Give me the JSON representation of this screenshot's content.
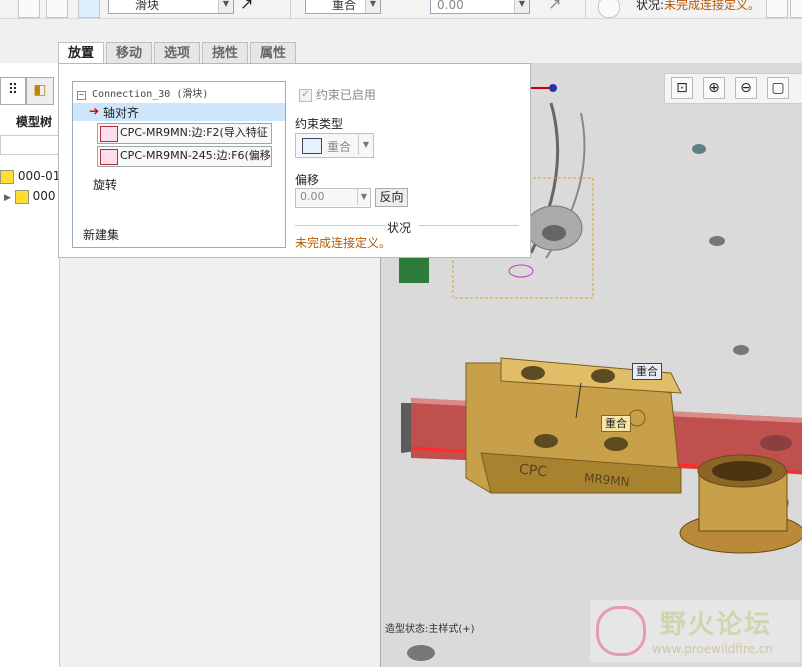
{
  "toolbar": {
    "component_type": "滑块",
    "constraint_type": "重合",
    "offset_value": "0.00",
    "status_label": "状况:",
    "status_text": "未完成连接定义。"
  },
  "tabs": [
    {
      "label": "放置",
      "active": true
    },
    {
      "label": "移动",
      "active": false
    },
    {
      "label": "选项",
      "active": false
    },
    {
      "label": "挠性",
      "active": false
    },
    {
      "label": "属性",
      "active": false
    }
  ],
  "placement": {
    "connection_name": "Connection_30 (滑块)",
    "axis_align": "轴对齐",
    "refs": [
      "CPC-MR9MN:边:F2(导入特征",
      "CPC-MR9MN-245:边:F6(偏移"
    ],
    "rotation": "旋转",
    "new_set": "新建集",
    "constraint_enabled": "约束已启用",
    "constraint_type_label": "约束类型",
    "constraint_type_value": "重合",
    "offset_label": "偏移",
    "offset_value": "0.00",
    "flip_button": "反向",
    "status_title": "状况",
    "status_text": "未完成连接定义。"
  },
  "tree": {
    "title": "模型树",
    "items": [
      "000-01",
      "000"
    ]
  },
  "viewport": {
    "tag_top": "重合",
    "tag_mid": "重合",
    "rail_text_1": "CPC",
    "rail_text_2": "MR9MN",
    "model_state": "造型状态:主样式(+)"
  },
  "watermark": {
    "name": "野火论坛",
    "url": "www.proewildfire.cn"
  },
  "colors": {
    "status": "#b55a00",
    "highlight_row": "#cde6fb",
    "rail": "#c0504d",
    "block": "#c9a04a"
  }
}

───

*TASK PROMPT*.
Leaving all pictures aside, quote each record exactly.

*TASK ANSWER*.
Give me the JSON representation of this screenshot's content.
{
  "toolbar": {
    "component_type": "滑块",
    "constraint_type": "重合",
    "offset_value": "0.00",
    "status_label": "状况:",
    "status_text": "未完成连接定义。"
  },
  "tabs": [
    {
      "label": "放置",
      "active": true
    },
    {
      "label": "移动",
      "active": false
    },
    {
      "label": "选项",
      "active": false
    },
    {
      "label": "挠性",
      "active": false
    },
    {
      "label": "属性",
      "active": false
    }
  ],
  "placement": {
    "connection_name": "Connection_30 (滑块)",
    "axis_align": "轴对齐",
    "refs": [
      "CPC-MR9MN:边:F2(导入特征",
      "CPC-MR9MN-245:边:F6(偏移"
    ],
    "rotation": "旋转",
    "new_set": "新建集",
    "constraint_enabled": "约束已启用",
    "constraint_type_label": "约束类型",
    "constraint_type_value": "重合",
    "offset_label": "偏移",
    "offset_value": "0.00",
    "flip_button": "反向",
    "status_title": "状况",
    "status_text": "未完成连接定义。"
  },
  "tree": {
    "title": "模型树",
    "items": [
      "000-01",
      "000"
    ]
  },
  "viewport": {
    "tag_top": "重合",
    "tag_mid": "重合",
    "rail_text_1": "CPC",
    "rail_text_2": "MR9MN",
    "model_state": "造型状态:主样式(+)"
  },
  "watermark": {
    "name": "野火论坛",
    "url": "www.proewildfire.cn"
  },
  "colors": {
    "status": "#b55a00",
    "highlight_row": "#cde6fb",
    "rail": "#c0504d",
    "block": "#c9a04a"
  }
}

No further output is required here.